Print the entire listing. Each line must match the original exactly.

- [RECORDS FOR THIS EXERCISE]
# # # #

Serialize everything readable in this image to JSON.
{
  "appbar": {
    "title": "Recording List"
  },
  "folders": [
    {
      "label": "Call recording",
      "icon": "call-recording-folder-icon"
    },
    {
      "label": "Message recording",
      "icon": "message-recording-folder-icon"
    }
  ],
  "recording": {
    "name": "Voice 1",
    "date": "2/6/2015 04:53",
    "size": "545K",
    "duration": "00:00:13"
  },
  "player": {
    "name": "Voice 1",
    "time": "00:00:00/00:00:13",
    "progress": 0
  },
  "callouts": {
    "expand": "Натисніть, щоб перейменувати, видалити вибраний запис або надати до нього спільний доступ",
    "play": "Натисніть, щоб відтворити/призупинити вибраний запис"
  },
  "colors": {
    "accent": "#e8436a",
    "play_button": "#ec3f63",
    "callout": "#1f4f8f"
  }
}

# # # #

- [WRITTEN RESPONSE]
Serialize everything readable in this image to JSON.
{
  "appbar": {
    "title": "Recording List"
  },
  "folders": [
    {
      "label": "Call recording",
      "icon": "call-recording-folder-icon"
    },
    {
      "label": "Message recording",
      "icon": "message-recording-folder-icon"
    }
  ],
  "recording": {
    "name": "Voice 1",
    "date": "2/6/2015 04:53",
    "size": "545K",
    "duration": "00:00:13"
  },
  "player": {
    "name": "Voice 1",
    "time": "00:00:00/00:00:13",
    "progress": 0
  },
  "callouts": {
    "expand": "Натисніть, щоб перейменувати, видалити вибраний запис або надати до нього спільний доступ",
    "play": "Натисніть, щоб відтворити/призупинити вибраний запис"
  },
  "colors": {
    "accent": "#e8436a",
    "play_button": "#ec3f63",
    "callout": "#1f4f8f"
  }
}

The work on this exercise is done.